Dataset records
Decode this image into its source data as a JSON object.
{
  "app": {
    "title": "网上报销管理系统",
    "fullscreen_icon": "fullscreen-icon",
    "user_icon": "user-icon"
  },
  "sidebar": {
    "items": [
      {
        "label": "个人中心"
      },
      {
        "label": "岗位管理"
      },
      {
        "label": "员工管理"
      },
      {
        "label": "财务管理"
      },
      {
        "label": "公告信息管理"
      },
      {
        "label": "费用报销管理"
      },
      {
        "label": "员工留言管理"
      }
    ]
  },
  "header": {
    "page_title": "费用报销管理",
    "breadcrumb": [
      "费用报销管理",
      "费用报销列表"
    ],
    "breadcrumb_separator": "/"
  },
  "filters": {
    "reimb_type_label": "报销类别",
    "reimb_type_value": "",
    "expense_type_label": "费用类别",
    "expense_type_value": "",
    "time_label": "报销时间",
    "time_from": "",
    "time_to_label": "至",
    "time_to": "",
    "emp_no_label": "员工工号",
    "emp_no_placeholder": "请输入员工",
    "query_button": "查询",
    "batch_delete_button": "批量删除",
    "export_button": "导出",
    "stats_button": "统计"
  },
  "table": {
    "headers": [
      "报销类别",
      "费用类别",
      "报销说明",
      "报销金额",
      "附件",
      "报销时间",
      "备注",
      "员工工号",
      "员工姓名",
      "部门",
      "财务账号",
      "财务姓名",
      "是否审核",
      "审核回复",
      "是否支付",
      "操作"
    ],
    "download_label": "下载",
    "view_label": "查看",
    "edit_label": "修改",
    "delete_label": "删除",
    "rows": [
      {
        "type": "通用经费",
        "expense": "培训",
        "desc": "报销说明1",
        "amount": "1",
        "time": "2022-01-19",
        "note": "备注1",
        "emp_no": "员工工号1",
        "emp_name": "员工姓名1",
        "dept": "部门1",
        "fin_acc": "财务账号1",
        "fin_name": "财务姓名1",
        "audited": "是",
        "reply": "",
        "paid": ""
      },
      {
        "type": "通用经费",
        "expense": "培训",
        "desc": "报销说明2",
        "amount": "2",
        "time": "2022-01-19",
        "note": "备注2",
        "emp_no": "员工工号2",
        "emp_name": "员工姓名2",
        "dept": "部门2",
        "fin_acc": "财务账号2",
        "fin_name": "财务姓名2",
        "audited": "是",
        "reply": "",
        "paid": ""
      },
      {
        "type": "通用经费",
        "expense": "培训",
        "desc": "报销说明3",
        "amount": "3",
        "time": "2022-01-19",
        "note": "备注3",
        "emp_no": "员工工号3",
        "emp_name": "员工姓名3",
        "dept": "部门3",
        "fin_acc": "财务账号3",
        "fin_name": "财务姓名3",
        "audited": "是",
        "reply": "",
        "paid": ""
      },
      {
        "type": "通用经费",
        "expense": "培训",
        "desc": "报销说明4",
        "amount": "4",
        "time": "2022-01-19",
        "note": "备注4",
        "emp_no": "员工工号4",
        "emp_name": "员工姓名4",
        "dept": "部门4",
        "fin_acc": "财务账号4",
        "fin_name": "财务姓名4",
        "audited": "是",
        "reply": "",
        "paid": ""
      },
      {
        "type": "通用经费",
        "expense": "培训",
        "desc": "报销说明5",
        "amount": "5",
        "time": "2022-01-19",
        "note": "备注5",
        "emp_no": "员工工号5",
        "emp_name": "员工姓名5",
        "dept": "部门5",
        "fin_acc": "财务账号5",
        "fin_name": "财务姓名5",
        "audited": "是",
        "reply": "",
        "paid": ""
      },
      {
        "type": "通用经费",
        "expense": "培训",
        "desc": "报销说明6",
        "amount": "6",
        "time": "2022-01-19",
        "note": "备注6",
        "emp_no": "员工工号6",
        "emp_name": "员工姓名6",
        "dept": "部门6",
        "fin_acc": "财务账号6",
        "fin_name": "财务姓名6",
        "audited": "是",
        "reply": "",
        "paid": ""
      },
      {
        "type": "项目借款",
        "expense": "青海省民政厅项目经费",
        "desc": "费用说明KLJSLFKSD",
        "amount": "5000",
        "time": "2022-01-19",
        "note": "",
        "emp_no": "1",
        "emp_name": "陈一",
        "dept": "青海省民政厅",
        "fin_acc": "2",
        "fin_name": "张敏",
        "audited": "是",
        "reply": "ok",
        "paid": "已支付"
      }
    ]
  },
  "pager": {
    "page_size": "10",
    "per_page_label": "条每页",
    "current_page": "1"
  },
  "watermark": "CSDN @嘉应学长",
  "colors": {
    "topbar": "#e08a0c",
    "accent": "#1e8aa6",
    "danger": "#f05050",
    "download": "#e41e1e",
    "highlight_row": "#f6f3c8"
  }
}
...
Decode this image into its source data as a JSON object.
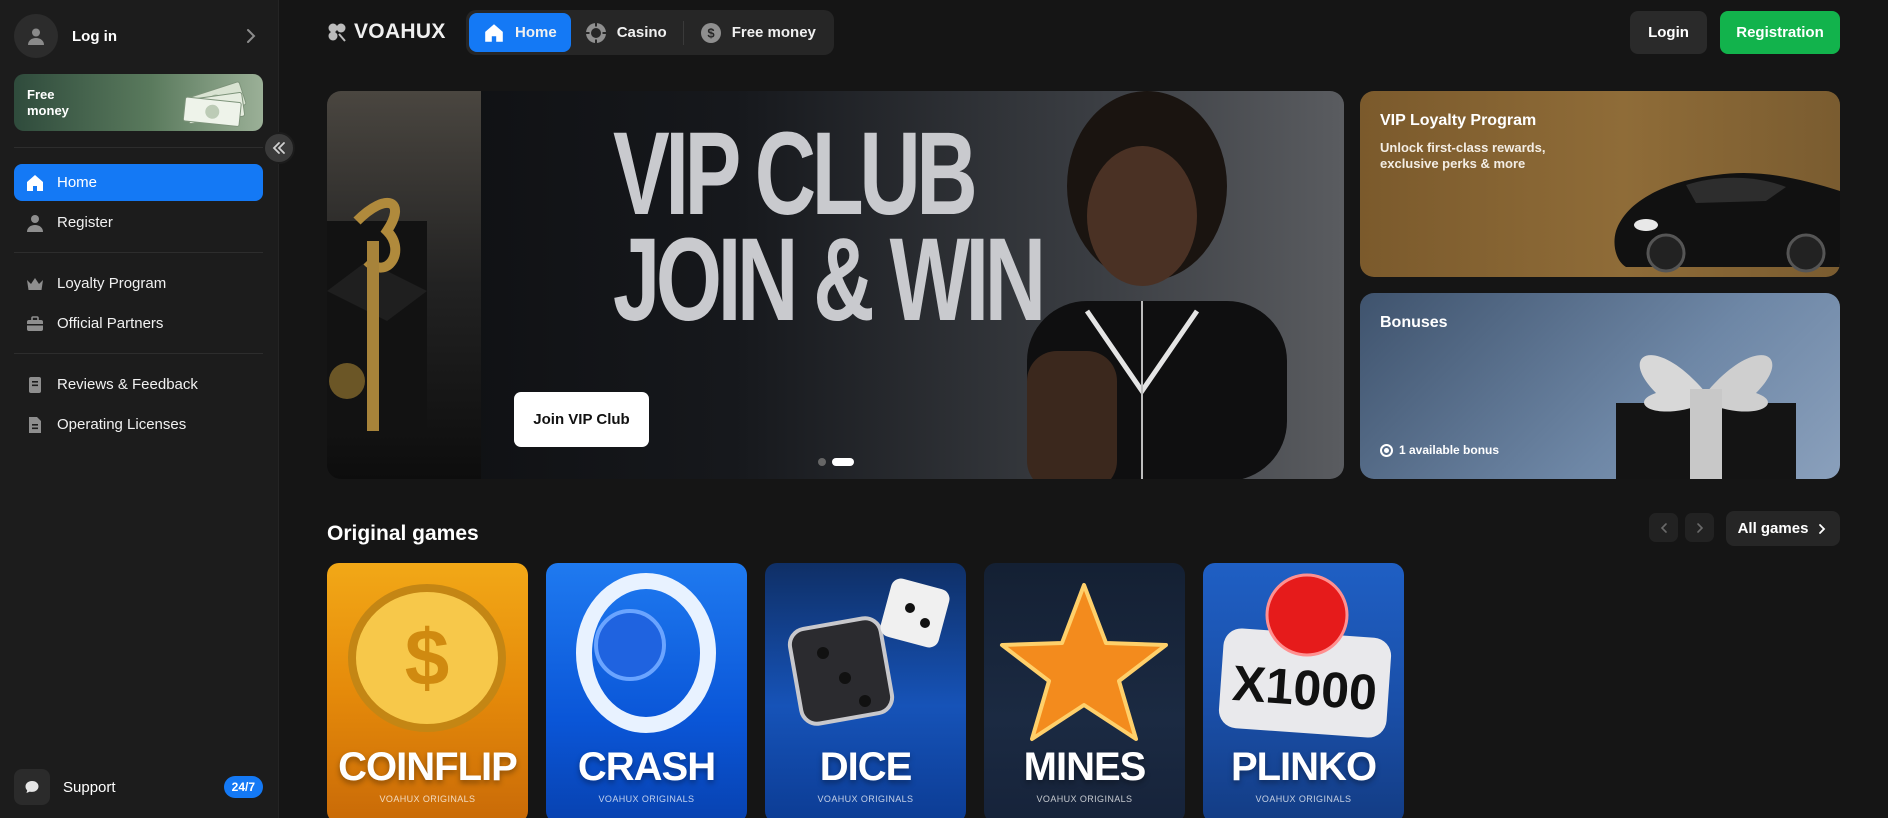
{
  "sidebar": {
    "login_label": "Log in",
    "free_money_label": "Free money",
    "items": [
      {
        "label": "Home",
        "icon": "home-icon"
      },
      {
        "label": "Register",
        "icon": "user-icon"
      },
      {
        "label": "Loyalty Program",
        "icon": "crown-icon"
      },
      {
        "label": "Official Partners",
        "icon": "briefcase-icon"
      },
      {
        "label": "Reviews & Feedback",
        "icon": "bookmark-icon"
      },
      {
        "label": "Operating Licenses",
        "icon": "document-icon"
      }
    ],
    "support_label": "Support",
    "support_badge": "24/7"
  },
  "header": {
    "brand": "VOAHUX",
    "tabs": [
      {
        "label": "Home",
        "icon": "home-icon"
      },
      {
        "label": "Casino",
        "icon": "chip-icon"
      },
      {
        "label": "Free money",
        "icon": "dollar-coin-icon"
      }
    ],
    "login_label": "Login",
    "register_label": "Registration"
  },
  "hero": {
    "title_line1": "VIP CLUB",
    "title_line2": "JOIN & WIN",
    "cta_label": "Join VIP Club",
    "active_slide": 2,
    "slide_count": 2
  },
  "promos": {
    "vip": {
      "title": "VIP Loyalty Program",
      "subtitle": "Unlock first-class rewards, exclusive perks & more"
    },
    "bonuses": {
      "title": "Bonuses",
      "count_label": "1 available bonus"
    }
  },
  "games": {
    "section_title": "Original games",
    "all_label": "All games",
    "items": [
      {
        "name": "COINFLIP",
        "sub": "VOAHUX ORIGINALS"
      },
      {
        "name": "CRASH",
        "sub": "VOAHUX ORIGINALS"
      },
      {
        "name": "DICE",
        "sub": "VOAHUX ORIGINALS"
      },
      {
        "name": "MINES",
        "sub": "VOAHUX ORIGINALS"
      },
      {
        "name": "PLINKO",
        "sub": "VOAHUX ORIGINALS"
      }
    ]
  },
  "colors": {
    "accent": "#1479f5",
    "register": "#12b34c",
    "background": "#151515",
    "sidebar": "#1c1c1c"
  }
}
...
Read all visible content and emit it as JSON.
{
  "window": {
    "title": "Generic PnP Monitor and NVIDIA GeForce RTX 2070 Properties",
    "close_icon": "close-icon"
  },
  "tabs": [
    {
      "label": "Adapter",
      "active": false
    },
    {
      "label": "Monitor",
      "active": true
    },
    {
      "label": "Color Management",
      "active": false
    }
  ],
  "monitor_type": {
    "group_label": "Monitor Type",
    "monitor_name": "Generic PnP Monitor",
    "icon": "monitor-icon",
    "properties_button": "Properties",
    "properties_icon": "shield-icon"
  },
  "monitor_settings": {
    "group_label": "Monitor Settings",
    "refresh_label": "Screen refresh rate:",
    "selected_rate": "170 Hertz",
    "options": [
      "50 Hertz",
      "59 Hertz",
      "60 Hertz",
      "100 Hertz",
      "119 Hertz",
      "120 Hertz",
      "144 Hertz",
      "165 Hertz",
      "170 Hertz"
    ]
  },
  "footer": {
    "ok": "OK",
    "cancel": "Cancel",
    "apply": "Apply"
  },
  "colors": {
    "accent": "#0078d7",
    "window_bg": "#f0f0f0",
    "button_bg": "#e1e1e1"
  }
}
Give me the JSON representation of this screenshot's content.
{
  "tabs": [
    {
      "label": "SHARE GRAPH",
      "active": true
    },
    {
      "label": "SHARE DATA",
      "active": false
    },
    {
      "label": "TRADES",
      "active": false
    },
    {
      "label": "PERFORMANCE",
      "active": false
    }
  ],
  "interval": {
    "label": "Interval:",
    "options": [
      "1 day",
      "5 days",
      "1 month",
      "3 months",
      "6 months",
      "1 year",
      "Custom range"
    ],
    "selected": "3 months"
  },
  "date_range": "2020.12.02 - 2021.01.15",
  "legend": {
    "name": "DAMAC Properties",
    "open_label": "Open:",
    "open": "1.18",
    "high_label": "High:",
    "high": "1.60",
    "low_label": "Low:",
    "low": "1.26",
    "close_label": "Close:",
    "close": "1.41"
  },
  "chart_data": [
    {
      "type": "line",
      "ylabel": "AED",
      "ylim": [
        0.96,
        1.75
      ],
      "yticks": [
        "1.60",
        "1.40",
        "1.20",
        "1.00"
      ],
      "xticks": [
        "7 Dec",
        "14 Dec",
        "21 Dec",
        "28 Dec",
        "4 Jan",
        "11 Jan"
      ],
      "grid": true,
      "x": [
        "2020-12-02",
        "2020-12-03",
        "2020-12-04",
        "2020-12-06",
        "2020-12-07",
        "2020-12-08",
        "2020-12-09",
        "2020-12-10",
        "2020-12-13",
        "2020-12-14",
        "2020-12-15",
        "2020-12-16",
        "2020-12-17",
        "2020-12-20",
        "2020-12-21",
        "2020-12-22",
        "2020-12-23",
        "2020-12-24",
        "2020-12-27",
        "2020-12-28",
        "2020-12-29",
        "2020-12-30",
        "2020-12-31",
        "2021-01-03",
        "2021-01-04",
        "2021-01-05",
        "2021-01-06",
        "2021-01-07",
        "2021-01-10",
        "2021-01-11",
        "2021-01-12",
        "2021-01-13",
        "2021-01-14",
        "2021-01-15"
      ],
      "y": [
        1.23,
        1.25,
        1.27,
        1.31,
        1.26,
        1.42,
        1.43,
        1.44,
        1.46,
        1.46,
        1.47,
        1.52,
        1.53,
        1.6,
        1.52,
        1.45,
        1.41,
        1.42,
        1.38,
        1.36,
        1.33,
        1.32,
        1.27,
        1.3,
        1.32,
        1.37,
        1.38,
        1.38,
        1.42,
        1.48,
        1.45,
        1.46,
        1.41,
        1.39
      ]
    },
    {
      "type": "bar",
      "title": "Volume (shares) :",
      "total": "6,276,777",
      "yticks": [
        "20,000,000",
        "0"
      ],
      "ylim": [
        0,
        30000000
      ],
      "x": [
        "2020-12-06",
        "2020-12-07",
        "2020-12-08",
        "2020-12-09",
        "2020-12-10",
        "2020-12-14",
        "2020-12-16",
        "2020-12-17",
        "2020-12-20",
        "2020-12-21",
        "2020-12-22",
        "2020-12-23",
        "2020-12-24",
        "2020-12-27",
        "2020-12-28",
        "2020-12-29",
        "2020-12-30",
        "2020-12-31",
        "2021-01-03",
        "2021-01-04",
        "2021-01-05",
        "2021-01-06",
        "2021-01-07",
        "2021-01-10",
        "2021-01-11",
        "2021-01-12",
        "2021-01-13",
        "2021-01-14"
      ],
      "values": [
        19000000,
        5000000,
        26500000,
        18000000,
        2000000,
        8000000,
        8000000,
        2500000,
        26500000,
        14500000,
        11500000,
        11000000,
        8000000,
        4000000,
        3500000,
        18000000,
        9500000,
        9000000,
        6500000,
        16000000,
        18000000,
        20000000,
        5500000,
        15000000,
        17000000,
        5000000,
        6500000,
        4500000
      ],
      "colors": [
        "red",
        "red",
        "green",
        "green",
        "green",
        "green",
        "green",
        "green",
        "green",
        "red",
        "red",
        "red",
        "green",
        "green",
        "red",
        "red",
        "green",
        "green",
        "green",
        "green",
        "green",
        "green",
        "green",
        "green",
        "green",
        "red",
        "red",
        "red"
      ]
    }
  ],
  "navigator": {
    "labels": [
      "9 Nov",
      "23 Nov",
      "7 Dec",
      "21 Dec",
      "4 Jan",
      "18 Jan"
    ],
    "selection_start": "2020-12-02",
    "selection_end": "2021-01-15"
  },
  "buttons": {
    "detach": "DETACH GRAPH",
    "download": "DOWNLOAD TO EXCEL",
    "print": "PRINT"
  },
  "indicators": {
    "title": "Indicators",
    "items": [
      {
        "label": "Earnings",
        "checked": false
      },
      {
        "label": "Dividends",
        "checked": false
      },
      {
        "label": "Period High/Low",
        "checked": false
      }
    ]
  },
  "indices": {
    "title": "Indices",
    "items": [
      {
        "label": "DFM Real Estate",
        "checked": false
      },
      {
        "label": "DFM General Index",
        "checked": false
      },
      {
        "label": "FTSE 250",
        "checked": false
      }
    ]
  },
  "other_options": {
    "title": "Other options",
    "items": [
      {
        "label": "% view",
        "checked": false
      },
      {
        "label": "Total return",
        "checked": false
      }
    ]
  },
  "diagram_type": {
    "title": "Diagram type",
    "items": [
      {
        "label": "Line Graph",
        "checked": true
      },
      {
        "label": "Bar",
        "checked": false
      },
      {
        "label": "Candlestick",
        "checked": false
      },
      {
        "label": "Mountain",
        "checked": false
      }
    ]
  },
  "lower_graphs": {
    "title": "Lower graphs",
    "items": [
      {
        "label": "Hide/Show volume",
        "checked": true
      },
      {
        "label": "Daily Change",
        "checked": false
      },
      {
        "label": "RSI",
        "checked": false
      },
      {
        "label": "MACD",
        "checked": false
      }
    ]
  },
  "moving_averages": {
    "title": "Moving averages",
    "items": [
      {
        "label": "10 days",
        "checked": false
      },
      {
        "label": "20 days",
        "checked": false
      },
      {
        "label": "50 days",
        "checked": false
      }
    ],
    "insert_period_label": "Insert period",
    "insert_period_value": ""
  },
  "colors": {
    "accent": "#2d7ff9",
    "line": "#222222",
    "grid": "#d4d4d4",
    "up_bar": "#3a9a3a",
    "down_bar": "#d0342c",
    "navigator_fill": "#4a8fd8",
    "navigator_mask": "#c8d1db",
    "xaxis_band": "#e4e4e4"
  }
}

## INSTRUCTION
Find the word "games" in the data and show each line that holds it.

## FINISHED TASK
  "games": {
    "section_title": "Original games",
    "all_label": "All games",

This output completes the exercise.